╭──

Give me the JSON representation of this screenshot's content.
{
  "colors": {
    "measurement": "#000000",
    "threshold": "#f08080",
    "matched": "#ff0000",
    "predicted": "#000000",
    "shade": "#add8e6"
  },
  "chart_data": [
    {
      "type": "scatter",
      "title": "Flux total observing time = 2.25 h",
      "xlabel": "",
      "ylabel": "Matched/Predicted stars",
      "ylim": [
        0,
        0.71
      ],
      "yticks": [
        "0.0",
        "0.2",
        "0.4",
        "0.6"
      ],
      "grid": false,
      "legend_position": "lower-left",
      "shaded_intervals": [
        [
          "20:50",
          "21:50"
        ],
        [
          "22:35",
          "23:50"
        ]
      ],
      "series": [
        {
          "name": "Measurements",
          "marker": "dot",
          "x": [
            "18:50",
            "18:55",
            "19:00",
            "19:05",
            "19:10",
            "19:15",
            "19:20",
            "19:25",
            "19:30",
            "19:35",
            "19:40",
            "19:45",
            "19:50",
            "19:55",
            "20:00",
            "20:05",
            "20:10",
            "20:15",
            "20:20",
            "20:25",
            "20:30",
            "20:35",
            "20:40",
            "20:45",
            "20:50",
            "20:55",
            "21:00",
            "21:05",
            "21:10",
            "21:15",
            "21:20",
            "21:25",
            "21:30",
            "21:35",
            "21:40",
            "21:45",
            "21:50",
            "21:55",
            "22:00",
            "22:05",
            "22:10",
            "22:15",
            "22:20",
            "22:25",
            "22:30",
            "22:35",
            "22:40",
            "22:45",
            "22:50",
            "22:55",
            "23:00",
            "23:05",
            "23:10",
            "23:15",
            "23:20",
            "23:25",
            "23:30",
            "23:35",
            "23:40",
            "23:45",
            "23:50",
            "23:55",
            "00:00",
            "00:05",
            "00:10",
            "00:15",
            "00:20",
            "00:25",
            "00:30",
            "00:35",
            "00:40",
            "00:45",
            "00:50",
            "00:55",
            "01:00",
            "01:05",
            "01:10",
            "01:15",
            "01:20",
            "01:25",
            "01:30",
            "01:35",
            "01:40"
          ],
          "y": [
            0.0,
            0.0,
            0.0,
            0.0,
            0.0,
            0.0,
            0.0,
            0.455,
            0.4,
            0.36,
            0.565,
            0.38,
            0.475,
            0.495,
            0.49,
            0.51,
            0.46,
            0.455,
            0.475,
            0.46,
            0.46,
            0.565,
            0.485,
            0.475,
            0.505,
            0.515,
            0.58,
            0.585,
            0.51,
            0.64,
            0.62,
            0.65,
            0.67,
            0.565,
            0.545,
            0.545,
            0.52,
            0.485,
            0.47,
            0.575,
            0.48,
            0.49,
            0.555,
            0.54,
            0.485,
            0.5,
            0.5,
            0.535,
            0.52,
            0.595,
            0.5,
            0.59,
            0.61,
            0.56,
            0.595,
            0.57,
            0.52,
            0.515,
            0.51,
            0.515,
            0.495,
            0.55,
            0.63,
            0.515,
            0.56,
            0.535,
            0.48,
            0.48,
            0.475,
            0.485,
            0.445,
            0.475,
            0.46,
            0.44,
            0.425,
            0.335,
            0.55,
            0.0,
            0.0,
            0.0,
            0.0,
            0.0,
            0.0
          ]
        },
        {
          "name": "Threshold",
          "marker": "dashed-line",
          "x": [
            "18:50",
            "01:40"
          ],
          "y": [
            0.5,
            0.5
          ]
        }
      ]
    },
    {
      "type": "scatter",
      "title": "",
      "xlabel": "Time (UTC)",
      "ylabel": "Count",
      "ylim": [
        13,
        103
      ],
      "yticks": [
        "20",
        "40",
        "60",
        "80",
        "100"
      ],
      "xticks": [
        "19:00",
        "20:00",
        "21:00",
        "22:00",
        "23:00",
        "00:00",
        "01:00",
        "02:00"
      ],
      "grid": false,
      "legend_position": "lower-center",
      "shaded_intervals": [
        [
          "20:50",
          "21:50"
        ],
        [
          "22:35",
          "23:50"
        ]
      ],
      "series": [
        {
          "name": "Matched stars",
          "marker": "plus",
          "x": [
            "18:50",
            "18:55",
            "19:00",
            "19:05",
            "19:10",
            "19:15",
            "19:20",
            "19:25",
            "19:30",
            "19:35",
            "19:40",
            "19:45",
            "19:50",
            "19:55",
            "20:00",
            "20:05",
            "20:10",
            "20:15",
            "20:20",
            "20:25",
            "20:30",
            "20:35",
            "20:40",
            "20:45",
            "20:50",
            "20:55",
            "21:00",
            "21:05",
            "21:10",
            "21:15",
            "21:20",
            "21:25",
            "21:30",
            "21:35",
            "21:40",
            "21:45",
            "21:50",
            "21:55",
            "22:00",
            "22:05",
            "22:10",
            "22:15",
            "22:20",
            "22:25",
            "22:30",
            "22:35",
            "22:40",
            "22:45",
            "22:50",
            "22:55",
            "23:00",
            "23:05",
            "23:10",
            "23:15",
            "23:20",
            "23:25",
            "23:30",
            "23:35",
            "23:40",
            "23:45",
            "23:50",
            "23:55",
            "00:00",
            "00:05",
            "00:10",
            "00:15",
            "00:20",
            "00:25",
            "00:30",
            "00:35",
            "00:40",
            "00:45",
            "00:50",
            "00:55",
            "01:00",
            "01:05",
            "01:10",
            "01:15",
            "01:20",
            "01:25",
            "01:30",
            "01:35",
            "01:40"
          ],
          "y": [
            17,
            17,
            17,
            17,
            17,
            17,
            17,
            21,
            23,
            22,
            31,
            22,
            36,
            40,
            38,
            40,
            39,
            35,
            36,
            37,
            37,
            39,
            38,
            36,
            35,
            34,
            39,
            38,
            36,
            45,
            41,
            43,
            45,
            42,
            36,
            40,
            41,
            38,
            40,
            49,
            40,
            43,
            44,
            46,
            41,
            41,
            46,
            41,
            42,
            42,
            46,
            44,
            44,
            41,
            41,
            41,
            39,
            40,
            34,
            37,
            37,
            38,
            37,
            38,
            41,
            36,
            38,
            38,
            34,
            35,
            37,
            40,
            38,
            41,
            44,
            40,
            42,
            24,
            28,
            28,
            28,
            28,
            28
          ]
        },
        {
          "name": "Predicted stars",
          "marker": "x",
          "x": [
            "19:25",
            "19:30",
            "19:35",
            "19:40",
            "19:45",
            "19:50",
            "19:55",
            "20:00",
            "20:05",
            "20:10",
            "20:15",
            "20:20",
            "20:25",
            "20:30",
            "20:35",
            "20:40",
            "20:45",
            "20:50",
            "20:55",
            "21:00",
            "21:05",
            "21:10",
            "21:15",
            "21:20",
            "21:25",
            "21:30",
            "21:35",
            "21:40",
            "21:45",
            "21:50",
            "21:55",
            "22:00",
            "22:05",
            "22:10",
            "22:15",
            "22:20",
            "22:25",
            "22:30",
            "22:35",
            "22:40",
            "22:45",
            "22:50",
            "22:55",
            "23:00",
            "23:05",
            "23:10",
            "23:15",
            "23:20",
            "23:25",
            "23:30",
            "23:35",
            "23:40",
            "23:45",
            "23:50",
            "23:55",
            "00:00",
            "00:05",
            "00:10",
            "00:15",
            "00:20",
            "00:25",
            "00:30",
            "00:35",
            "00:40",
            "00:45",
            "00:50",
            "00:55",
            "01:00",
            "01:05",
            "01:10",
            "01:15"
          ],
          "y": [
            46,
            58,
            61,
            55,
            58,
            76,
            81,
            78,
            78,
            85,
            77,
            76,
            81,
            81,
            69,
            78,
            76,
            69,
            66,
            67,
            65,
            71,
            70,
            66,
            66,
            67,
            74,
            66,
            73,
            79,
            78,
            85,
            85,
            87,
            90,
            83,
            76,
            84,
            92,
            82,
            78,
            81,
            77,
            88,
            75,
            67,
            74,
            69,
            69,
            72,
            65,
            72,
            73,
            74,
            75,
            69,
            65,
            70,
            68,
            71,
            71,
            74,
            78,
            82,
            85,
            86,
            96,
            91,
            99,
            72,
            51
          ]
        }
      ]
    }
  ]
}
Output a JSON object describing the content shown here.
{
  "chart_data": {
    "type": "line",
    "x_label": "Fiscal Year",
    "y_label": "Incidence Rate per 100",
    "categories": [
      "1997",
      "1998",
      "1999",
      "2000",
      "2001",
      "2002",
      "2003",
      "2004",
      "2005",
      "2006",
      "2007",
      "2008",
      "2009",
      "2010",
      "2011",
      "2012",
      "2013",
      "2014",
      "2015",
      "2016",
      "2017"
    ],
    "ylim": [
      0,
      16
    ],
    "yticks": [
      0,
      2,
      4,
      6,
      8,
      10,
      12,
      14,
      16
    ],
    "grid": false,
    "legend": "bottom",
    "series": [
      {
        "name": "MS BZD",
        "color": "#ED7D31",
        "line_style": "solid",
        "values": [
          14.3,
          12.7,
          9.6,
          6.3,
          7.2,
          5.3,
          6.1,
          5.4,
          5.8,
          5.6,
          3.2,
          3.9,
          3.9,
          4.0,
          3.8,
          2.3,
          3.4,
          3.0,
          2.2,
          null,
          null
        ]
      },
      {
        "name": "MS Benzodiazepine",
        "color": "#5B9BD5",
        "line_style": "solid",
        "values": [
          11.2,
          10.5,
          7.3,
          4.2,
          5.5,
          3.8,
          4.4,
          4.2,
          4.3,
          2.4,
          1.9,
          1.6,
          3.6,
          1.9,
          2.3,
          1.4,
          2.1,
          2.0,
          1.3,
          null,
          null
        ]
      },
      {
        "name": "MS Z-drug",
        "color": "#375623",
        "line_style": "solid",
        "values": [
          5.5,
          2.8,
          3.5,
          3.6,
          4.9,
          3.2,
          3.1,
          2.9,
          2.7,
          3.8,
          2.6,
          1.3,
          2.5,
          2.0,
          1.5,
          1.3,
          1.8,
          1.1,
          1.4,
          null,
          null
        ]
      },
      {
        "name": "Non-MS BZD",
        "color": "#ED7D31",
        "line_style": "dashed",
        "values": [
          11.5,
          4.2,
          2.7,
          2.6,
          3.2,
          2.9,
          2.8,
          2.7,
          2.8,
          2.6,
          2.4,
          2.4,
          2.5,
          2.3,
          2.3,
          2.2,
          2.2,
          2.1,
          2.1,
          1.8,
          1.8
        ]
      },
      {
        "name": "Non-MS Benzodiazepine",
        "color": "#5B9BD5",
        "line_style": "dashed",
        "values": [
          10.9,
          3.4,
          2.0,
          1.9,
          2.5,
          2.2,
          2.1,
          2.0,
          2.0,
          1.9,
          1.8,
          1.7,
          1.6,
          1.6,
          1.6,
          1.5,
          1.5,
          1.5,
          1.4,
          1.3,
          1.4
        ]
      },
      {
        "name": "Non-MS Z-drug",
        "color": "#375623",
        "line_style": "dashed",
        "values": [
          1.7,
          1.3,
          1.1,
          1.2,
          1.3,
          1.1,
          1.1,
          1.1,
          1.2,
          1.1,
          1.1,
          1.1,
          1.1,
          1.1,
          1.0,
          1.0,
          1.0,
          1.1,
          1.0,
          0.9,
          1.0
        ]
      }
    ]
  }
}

╰──

Go through the data and count each line that has the word "title", then give the total alone.

2